Required task:
Nothing may be dropped or altered: reproduce all the data.

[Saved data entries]
[Begin]

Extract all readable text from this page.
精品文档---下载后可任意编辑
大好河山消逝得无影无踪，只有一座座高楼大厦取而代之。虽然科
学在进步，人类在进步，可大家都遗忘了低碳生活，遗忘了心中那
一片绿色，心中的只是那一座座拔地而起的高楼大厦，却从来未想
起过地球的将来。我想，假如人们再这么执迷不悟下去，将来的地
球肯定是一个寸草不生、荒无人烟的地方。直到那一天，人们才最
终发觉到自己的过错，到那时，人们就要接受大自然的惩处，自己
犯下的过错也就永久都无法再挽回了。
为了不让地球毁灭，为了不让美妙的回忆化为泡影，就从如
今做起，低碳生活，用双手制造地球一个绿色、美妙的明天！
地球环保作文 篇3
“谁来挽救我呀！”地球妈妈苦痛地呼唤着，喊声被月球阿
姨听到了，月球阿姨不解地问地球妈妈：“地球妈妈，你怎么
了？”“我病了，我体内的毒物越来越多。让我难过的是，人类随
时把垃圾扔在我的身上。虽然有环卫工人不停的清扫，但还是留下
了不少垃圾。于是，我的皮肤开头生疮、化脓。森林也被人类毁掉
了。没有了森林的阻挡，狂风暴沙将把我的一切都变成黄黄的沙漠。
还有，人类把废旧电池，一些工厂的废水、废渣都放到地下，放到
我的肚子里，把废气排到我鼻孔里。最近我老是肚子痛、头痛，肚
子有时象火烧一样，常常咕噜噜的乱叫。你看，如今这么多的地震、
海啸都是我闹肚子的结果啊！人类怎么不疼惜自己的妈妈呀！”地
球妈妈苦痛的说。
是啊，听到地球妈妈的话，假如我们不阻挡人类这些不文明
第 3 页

[End]

Worked solution:
Extract all readable text from this page.
精品文档---下载后可任意编辑
大好河山消逝得无影无踪，只有一座座高楼大厦取而代之。虽然科
学在进步，人类在进步，可大家都遗忘了低碳生活，遗忘了心中那
一片绿色，心中的只是那一座座拔地而起的高楼大厦，却从来未想
起过地球的将来。我想，假如人们再这么执迷不悟下去，将来的地
球肯定是一个寸草不生、荒无人烟的地方。直到那一天，人们才最
终发觉到自己的过错，到那时，人们就要接受大自然的惩处，自己
犯下的过错也就永久都无法再挽回了。
为了不让地球毁灭，为了不让美妙的回忆化为泡影，就从如
今做起，低碳生活，用双手制造地球一个绿色、美妙的明天！
地球环保作文 篇3
“谁来挽救我呀！”地球妈妈苦痛地呼唤着，喊声被月球阿
姨听到了，月球阿姨不解地问地球妈妈：“地球妈妈，你怎么
了？”“我病了，我体内的毒物越来越多。让我难过的是，人类随
时把垃圾扔在我的身上。虽然有环卫工人不停的清扫，但还是留下
了不少垃圾。于是，我的皮肤开头生疮、化脓。森林也被人类毁掉
了。没有了森林的阻挡，狂风暴沙将把我的一切都变成黄黄的沙漠。
还有，人类把废旧电池，一些工厂的废水、废渣都放到地下，放到
我的肚子里，把废气排到我鼻孔里。最近我老是肚子痛、头痛，肚
子有时象火烧一样，常常咕噜噜的乱叫。你看，如今这么多的地震、
海啸都是我闹肚子的结果啊！人类怎么不疼惜自己的妈妈呀！”地
球妈妈苦痛的说。
是啊，听到地球妈妈的话，假如我们不阻挡人类这些不文明
第 3 页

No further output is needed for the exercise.